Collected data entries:
◇ ◇ ◇
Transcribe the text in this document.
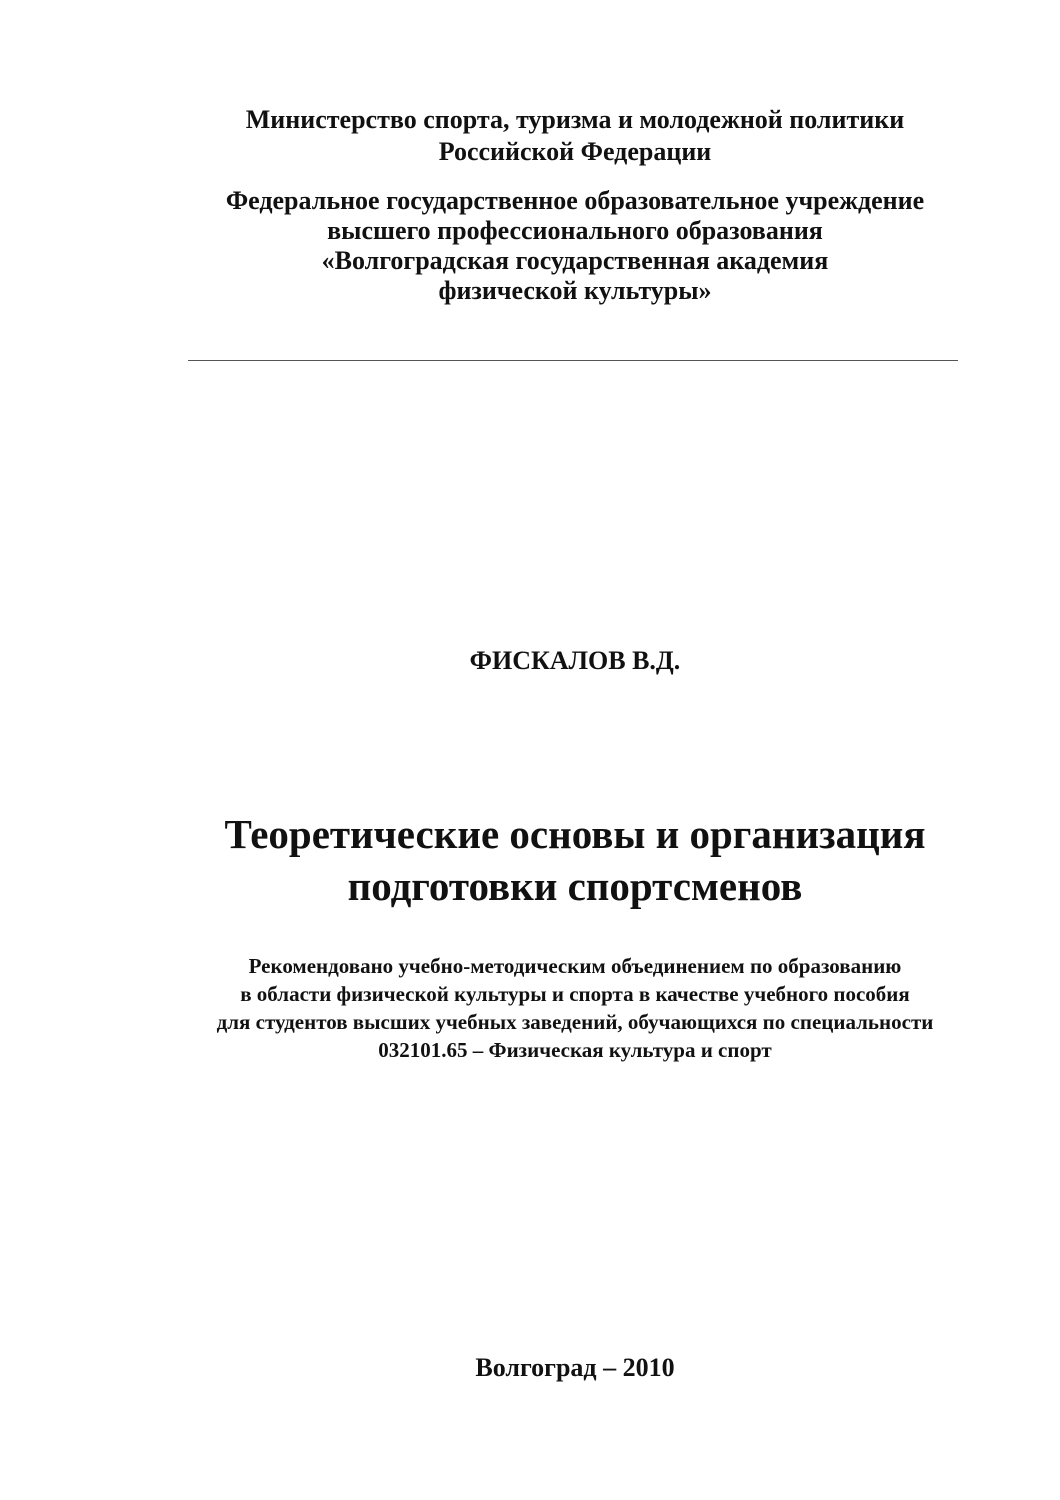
Министерство спорта, туризма и молодежной политики
Российской Федерации
Федеральное государственное образовательное учреждение
высшего профессионального образования
«Волгоградская государственная академия
физической культуры»
ФИСКАЛОВ В.Д.
Теоретические основы и организация
подготовки спортсменов
Рекомендовано учебно-методическим объединением по образованию
в области физической культуры и спорта в качестве учебного пособия
для студентов высших учебных заведений, обучающихся по специальности
032101.65 – Физическая культура и спорт
Волгоград – 2010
◇ ◇ ◇
# [STATED EXERCISE]
Drop the images and quote the entries word for word.

# [RESULT OF THIS EXERCISE]
Transcribe the text in this document.
Министерство спорта, туризма и молодежной политики
Российской Федерации
Федеральное государственное образовательное учреждение
высшего профессионального образования
«Волгоградская государственная академия
физической культуры»
ФИСКАЛОВ В.Д.
Теоретические основы и организация
подготовки спортсменов
Рекомендовано учебно-методическим объединением по образованию
в области физической культуры и спорта в качестве учебного пособия
для студентов высших учебных заведений, обучающихся по специальности
032101.65 – Физическая культура и спорт
Волгоград – 2010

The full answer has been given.